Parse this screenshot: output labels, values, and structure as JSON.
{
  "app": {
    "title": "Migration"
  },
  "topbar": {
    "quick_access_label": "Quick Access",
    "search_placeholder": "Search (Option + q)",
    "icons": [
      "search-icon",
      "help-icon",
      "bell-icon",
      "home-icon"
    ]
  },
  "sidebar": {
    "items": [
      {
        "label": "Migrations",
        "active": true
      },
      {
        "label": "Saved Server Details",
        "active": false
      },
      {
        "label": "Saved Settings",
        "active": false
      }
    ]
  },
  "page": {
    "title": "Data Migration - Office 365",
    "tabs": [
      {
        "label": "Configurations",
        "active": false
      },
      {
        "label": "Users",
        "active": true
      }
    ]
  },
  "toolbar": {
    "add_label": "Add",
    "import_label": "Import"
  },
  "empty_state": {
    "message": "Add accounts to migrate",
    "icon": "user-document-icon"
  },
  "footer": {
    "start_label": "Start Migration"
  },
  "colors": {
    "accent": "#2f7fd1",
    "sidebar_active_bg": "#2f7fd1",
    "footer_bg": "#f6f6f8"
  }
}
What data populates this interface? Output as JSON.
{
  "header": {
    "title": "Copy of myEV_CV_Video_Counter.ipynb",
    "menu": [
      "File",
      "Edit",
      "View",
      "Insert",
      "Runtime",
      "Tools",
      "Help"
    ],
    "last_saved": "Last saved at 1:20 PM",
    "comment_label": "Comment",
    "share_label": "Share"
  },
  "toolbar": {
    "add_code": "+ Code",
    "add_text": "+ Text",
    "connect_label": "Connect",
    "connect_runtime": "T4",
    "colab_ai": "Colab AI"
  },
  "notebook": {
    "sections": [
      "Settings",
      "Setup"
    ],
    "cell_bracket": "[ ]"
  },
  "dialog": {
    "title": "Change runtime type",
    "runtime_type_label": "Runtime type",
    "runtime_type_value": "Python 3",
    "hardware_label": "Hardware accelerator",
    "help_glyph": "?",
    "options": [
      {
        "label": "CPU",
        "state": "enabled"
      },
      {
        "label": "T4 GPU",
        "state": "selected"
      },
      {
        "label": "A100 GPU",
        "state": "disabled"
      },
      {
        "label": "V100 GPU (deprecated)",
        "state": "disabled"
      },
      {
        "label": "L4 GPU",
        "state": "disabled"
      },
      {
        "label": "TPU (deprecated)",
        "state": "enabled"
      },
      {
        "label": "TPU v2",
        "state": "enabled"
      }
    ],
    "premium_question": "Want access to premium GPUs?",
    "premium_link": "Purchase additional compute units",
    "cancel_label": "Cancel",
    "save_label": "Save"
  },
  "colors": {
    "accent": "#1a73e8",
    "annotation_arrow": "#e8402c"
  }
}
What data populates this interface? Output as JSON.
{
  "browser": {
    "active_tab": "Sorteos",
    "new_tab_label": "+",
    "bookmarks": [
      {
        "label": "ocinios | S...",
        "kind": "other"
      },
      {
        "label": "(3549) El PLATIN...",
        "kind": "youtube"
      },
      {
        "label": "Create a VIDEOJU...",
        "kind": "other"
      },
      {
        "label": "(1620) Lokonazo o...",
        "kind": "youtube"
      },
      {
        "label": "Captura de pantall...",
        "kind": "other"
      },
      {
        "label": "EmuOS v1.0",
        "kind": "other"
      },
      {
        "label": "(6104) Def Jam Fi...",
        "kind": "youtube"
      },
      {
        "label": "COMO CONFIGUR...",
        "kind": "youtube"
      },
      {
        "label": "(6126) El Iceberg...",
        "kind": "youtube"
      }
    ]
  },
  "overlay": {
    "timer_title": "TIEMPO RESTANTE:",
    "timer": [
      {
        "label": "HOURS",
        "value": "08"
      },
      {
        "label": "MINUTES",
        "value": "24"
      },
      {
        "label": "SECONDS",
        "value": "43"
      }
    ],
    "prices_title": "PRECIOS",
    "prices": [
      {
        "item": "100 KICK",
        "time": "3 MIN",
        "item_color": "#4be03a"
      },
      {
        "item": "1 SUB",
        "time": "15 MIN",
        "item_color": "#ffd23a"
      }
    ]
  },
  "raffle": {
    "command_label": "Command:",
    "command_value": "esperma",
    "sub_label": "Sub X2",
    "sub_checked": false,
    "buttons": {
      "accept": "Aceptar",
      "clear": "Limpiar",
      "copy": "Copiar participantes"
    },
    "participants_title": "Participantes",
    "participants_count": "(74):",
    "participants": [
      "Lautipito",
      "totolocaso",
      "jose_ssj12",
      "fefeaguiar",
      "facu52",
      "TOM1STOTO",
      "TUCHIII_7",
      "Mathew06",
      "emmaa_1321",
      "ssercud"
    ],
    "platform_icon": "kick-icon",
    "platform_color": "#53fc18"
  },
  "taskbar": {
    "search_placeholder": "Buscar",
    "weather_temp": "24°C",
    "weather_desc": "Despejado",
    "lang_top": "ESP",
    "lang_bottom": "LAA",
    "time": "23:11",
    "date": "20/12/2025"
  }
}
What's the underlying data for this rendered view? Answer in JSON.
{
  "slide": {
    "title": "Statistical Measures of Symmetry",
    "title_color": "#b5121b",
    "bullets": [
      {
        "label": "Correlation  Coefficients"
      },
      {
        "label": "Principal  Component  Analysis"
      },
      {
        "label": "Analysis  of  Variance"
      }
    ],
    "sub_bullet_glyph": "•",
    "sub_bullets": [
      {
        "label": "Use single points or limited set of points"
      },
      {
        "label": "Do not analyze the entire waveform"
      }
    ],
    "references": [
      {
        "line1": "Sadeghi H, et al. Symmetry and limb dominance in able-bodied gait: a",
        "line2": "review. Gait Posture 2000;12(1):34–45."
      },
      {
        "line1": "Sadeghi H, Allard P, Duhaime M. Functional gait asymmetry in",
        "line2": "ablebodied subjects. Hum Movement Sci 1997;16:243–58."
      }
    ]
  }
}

==========

# Objective
Please quote every record above exactly as it appears.

# Output of the task
Parse this screenshot: output labels, values, and structure as JSON.
{
  "app": {
    "title": "Migration"
  },
  "topbar": {
    "quick_access_label": "Quick Access",
    "search_placeholder": "Search (Option + q)",
    "icons": [
      "search-icon",
      "help-icon",
      "bell-icon",
      "home-icon"
    ]
  },
  "sidebar": {
    "items": [
      {
        "label": "Migrations",
        "active": true
      },
      {
        "label": "Saved Server Details",
        "active": false
      },
      {
        "label": "Saved Settings",
        "active": false
      }
    ]
  },
  "page": {
    "title": "Data Migration - Office 365",
    "tabs": [
      {
        "label": "Configurations",
        "active": false
      },
      {
        "label": "Users",
        "active": true
      }
    ]
  },
  "toolbar": {
    "add_label": "Add",
    "import_label": "Import"
  },
  "empty_state": {
    "message": "Add accounts to migrate",
    "icon": "user-document-icon"
  },
  "footer": {
    "start_label": "Start Migration"
  },
  "colors": {
    "accent": "#2f7fd1",
    "sidebar_active_bg": "#2f7fd1",
    "footer_bg": "#f6f6f8"
  }
}
What data populates this interface? Output as JSON.
{
  "header": {
    "title": "Copy of myEV_CV_Video_Counter.ipynb",
    "menu": [
      "File",
      "Edit",
      "View",
      "Insert",
      "Runtime",
      "Tools",
      "Help"
    ],
    "last_saved": "Last saved at 1:20 PM",
    "comment_label": "Comment",
    "share_label": "Share"
  },
  "toolbar": {
    "add_code": "+ Code",
    "add_text": "+ Text",
    "connect_label": "Connect",
    "connect_runtime": "T4",
    "colab_ai": "Colab AI"
  },
  "notebook": {
    "sections": [
      "Settings",
      "Setup"
    ],
    "cell_bracket": "[ ]"
  },
  "dialog": {
    "title": "Change runtime type",
    "runtime_type_label": "Runtime type",
    "runtime_type_value": "Python 3",
    "hardware_label": "Hardware accelerator",
    "help_glyph": "?",
    "options": [
      {
        "label": "CPU",
        "state": "enabled"
      },
      {
        "label": "T4 GPU",
        "state": "selected"
      },
      {
        "label": "A100 GPU",
        "state": "disabled"
      },
      {
        "label": "V100 GPU (deprecated)",
        "state": "disabled"
      },
      {
        "label": "L4 GPU",
        "state": "disabled"
      },
      {
        "label": "TPU (deprecated)",
        "state": "enabled"
      },
      {
        "label": "TPU v2",
        "state": "enabled"
      }
    ],
    "premium_question": "Want access to premium GPUs?",
    "premium_link": "Purchase additional compute units",
    "cancel_label": "Cancel",
    "save_label": "Save"
  },
  "colors": {
    "accent": "#1a73e8",
    "annotation_arrow": "#e8402c"
  }
}
What data populates this interface? Output as JSON.
{
  "browser": {
    "active_tab": "Sorteos",
    "new_tab_label": "+",
    "bookmarks": [
      {
        "label": "ocinios | S...",
        "kind": "other"
      },
      {
        "label": "(3549) El PLATIN...",
        "kind": "youtube"
      },
      {
        "label": "Create a VIDEOJU...",
        "kind": "other"
      },
      {
        "label": "(1620) Lokonazo o...",
        "kind": "youtube"
      },
      {
        "label": "Captura de pantall...",
        "kind": "other"
      },
      {
        "label": "EmuOS v1.0",
        "kind": "other"
      },
      {
        "label": "(6104) Def Jam Fi...",
        "kind": "youtube"
      },
      {
        "label": "COMO CONFIGUR...",
        "kind": "youtube"
      },
      {
        "label": "(6126) El Iceberg...",
        "kind": "youtube"
      }
    ]
  },
  "overlay": {
    "timer_title": "TIEMPO RESTANTE:",
    "timer": [
      {
        "label": "HOURS",
        "value": "08"
      },
      {
        "label": "MINUTES",
        "value": "24"
      },
      {
        "label": "SECONDS",
        "value": "43"
      }
    ],
    "prices_title": "PRECIOS",
    "prices": [
      {
        "item": "100 KICK",
        "time": "3 MIN",
        "item_color": "#4be03a"
      },
      {
        "item": "1 SUB",
        "time": "15 MIN",
        "item_color": "#ffd23a"
      }
    ]
  },
  "raffle": {
    "command_label": "Command:",
    "command_value": "esperma",
    "sub_label": "Sub X2",
    "sub_checked": false,
    "buttons": {
      "accept": "Aceptar",
      "clear": "Limpiar",
      "copy": "Copiar participantes"
    },
    "participants_title": "Participantes",
    "participants_count": "(74):",
    "participants": [
      "Lautipito",
      "totolocaso",
      "jose_ssj12",
      "fefeaguiar",
      "facu52",
      "TOM1STOTO",
      "TUCHIII_7",
      "Mathew06",
      "emmaa_1321",
      "ssercud"
    ],
    "platform_icon": "kick-icon",
    "platform_color": "#53fc18"
  },
  "taskbar": {
    "search_placeholder": "Buscar",
    "weather_temp": "24°C",
    "weather_desc": "Despejado",
    "lang_top": "ESP",
    "lang_bottom": "LAA",
    "time": "23:11",
    "date": "20/12/2025"
  }
}
What's the underlying data for this rendered view? Answer in JSON.
{
  "slide": {
    "title": "Statistical Measures of Symmetry",
    "title_color": "#b5121b",
    "bullets": [
      {
        "label": "Correlation  Coefficients"
      },
      {
        "label": "Principal  Component  Analysis"
      },
      {
        "label": "Analysis  of  Variance"
      }
    ],
    "sub_bullet_glyph": "•",
    "sub_bullets": [
      {
        "label": "Use single points or limited set of points"
      },
      {
        "label": "Do not analyze the entire waveform"
      }
    ],
    "references": [
      {
        "line1": "Sadeghi H, et al. Symmetry and limb dominance in able-bodied gait: a",
        "line2": "review. Gait Posture 2000;12(1):34–45."
      },
      {
        "line1": "Sadeghi H, Allard P, Duhaime M. Functional gait asymmetry in",
        "line2": "ablebodied subjects. Hum Movement Sci 1997;16:243–58."
      }
    ]
  }
}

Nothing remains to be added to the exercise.